== Stated exercise ==
Below is a set of records; restate each one word for word.

+++ Rows +++

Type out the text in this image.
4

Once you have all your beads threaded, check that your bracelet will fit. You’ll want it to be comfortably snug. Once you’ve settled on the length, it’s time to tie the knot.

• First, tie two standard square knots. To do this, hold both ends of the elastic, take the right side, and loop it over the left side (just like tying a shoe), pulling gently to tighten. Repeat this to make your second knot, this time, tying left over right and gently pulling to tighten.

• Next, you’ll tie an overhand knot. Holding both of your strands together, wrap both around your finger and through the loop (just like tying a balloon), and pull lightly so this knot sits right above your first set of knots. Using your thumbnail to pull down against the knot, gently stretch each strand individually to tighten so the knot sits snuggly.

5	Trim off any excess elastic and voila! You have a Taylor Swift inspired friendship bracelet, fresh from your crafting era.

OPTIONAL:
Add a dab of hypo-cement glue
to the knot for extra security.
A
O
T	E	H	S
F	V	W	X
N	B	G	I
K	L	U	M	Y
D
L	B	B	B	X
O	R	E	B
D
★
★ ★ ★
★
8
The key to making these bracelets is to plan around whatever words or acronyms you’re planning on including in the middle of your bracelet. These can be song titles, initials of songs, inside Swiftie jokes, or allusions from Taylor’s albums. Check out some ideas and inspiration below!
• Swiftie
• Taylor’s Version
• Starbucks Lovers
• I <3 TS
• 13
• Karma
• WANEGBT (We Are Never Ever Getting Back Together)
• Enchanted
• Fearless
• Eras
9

+++

== Exercise solution ==
Type out the text in this image.
4

Once you have all your beads threaded, check that your bracelet will fit. You’ll want it to be comfortably snug. Once you’ve settled on the length, it’s time to tie the knot.

• First, tie two standard square knots. To do this, hold both ends of the elastic, take the right side, and loop it over the left side (just like tying a shoe), pulling gently to tighten. Repeat this to make your second knot, this time, tying left over right and gently pulling to tighten.

• Next, you’ll tie an overhand knot. Holding both of your strands together, wrap both around your finger and through the loop (just like tying a balloon), and pull lightly so this knot sits right above your first set of knots. Using your thumbnail to pull down against the knot, gently stretch each strand individually to tighten so the knot sits snuggly.

5	Trim off any excess elastic and voila! You have a Taylor Swift inspired friendship bracelet, fresh from your crafting era.

OPTIONAL:
Add a dab of hypo-cement glue
to the knot for extra security.
A
O
T	E	H	S
F	V	W	X
N	B	G	I
K	L	U	M	Y
D
L	B	B	B	X
O	R	E	B
D
★
★ ★ ★
★
8
The key to making these bracelets is to plan around whatever words or acronyms you’re planning on including in the middle of your bracelet. These can be song titles, initials of songs, inside Swiftie jokes, or allusions from Taylor’s albums. Check out some ideas and inspiration below!
• Swiftie
• Taylor’s Version
• Starbucks Lovers
• I <3 TS
• 13
• Karma
• WANEGBT (We Are Never Ever Getting Back Together)
• Enchanted
• Fearless
• Eras
9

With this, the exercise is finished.